[Start STORED RECORDS]
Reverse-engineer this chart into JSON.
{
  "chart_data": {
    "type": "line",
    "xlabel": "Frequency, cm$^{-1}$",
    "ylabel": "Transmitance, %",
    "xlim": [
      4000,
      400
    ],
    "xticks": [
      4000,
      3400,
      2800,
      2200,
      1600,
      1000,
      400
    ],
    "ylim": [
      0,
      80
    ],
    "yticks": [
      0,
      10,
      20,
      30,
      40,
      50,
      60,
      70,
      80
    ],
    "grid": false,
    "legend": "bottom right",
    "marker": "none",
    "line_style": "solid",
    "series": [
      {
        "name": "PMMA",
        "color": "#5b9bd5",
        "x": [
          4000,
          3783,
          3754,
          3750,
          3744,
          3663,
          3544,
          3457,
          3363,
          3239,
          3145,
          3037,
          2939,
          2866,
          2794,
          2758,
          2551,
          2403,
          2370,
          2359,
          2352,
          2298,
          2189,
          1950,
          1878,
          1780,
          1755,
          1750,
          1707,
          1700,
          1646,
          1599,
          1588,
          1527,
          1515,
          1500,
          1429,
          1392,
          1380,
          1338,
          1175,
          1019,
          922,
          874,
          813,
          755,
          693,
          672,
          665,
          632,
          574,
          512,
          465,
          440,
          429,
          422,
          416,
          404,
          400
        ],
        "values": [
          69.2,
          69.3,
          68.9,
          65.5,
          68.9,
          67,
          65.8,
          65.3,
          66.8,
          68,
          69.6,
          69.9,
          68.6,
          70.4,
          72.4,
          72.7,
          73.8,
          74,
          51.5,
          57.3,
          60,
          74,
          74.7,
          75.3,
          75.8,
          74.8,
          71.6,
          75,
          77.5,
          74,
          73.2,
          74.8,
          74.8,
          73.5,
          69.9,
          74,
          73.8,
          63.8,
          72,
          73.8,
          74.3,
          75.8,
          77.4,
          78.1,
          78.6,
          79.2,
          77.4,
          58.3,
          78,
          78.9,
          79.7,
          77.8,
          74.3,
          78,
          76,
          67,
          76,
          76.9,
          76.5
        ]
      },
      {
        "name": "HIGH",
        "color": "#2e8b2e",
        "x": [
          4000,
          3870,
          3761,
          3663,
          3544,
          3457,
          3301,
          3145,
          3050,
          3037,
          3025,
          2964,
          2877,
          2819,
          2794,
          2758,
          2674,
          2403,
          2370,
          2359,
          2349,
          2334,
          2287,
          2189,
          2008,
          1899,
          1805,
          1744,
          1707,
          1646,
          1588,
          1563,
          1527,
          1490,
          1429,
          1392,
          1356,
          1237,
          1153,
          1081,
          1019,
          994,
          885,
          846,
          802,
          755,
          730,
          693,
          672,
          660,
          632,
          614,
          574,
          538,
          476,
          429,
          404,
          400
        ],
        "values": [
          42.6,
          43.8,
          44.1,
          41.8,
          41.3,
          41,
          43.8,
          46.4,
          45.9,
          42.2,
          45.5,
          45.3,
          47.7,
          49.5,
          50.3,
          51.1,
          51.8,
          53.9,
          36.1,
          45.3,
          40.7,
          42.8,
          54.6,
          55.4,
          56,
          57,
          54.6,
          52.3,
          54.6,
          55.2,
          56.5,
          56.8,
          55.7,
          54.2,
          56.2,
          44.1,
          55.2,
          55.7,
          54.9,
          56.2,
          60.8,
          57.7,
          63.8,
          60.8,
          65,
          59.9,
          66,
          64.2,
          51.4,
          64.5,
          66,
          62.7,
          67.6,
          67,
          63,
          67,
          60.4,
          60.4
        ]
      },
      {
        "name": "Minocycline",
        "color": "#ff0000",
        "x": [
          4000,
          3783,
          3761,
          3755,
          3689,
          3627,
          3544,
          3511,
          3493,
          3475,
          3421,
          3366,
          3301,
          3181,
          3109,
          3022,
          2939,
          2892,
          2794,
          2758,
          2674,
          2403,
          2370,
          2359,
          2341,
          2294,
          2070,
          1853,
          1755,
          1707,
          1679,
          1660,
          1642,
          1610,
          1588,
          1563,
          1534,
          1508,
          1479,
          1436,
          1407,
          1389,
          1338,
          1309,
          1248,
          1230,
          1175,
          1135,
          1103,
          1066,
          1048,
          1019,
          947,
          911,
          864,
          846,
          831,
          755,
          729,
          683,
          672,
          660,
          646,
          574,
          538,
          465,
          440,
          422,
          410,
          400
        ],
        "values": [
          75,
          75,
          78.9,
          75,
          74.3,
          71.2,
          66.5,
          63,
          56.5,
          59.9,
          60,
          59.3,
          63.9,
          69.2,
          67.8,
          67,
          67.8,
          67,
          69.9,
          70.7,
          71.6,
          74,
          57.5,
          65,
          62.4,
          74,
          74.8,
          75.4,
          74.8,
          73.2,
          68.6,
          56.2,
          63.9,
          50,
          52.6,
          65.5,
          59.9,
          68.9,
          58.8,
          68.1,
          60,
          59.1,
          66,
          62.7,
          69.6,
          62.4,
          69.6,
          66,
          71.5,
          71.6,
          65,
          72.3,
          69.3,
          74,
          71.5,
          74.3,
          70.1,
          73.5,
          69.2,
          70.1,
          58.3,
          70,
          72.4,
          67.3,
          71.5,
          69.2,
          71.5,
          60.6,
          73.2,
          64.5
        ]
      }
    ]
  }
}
[End STORED RECORDS]
### GOAL
Write out all of the records once more, exactly.

### FINISHED EXERCISE
Reverse-engineer this chart into JSON.
{
  "chart_data": {
    "type": "line",
    "xlabel": "Frequency, cm$^{-1}$",
    "ylabel": "Transmitance, %",
    "xlim": [
      4000,
      400
    ],
    "xticks": [
      4000,
      3400,
      2800,
      2200,
      1600,
      1000,
      400
    ],
    "ylim": [
      0,
      80
    ],
    "yticks": [
      0,
      10,
      20,
      30,
      40,
      50,
      60,
      70,
      80
    ],
    "grid": false,
    "legend": "bottom right",
    "marker": "none",
    "line_style": "solid",
    "series": [
      {
        "name": "PMMA",
        "color": "#5b9bd5",
        "x": [
          4000,
          3783,
          3754,
          3750,
          3744,
          3663,
          3544,
          3457,
          3363,
          3239,
          3145,
          3037,
          2939,
          2866,
          2794,
          2758,
          2551,
          2403,
          2370,
          2359,
          2352,
          2298,
          2189,
          1950,
          1878,
          1780,
          1755,
          1750,
          1707,
          1700,
          1646,
          1599,
          1588,
          1527,
          1515,
          1500,
          1429,
          1392,
          1380,
          1338,
          1175,
          1019,
          922,
          874,
          813,
          755,
          693,
          672,
          665,
          632,
          574,
          512,
          465,
          440,
          429,
          422,
          416,
          404,
          400
        ],
        "values": [
          69.2,
          69.3,
          68.9,
          65.5,
          68.9,
          67,
          65.8,
          65.3,
          66.8,
          68,
          69.6,
          69.9,
          68.6,
          70.4,
          72.4,
          72.7,
          73.8,
          74,
          51.5,
          57.3,
          60,
          74,
          74.7,
          75.3,
          75.8,
          74.8,
          71.6,
          75,
          77.5,
          74,
          73.2,
          74.8,
          74.8,
          73.5,
          69.9,
          74,
          73.8,
          63.8,
          72,
          73.8,
          74.3,
          75.8,
          77.4,
          78.1,
          78.6,
          79.2,
          77.4,
          58.3,
          78,
          78.9,
          79.7,
          77.8,
          74.3,
          78,
          76,
          67,
          76,
          76.9,
          76.5
        ]
      },
      {
        "name": "HIGH",
        "color": "#2e8b2e",
        "x": [
          4000,
          3870,
          3761,
          3663,
          3544,
          3457,
          3301,
          3145,
          3050,
          3037,
          3025,
          2964,
          2877,
          2819,
          2794,
          2758,
          2674,
          2403,
          2370,
          2359,
          2349,
          2334,
          2287,
          2189,
          2008,
          1899,
          1805,
          1744,
          1707,
          1646,
          1588,
          1563,
          1527,
          1490,
          1429,
          1392,
          1356,
          1237,
          1153,
          1081,
          1019,
          994,
          885,
          846,
          802,
          755,
          730,
          693,
          672,
          660,
          632,
          614,
          574,
          538,
          476,
          429,
          404,
          400
        ],
        "values": [
          42.6,
          43.8,
          44.1,
          41.8,
          41.3,
          41,
          43.8,
          46.4,
          45.9,
          42.2,
          45.5,
          45.3,
          47.7,
          49.5,
          50.3,
          51.1,
          51.8,
          53.9,
          36.1,
          45.3,
          40.7,
          42.8,
          54.6,
          55.4,
          56,
          57,
          54.6,
          52.3,
          54.6,
          55.2,
          56.5,
          56.8,
          55.7,
          54.2,
          56.2,
          44.1,
          55.2,
          55.7,
          54.9,
          56.2,
          60.8,
          57.7,
          63.8,
          60.8,
          65,
          59.9,
          66,
          64.2,
          51.4,
          64.5,
          66,
          62.7,
          67.6,
          67,
          63,
          67,
          60.4,
          60.4
        ]
      },
      {
        "name": "Minocycline",
        "color": "#ff0000",
        "x": [
          4000,
          3783,
          3761,
          3755,
          3689,
          3627,
          3544,
          3511,
          3493,
          3475,
          3421,
          3366,
          3301,
          3181,
          3109,
          3022,
          2939,
          2892,
          2794,
          2758,
          2674,
          2403,
          2370,
          2359,
          2341,
          2294,
          2070,
          1853,
          1755,
          1707,
          1679,
          1660,
          1642,
          1610,
          1588,
          1563,
          1534,
          1508,
          1479,
          1436,
          1407,
          1389,
          1338,
          1309,
          1248,
          1230,
          1175,
          1135,
          1103,
          1066,
          1048,
          1019,
          947,
          911,
          864,
          846,
          831,
          755,
          729,
          683,
          672,
          660,
          646,
          574,
          538,
          465,
          440,
          422,
          410,
          400
        ],
        "values": [
          75,
          75,
          78.9,
          75,
          74.3,
          71.2,
          66.5,
          63,
          56.5,
          59.9,
          60,
          59.3,
          63.9,
          69.2,
          67.8,
          67,
          67.8,
          67,
          69.9,
          70.7,
          71.6,
          74,
          57.5,
          65,
          62.4,
          74,
          74.8,
          75.4,
          74.8,
          73.2,
          68.6,
          56.2,
          63.9,
          50,
          52.6,
          65.5,
          59.9,
          68.9,
          58.8,
          68.1,
          60,
          59.1,
          66,
          62.7,
          69.6,
          62.4,
          69.6,
          66,
          71.5,
          71.6,
          65,
          72.3,
          69.3,
          74,
          71.5,
          74.3,
          70.1,
          73.5,
          69.2,
          70.1,
          58.3,
          70,
          72.4,
          67.3,
          71.5,
          69.2,
          71.5,
          60.6,
          73.2,
          64.5
        ]
      }
    ]
  }
}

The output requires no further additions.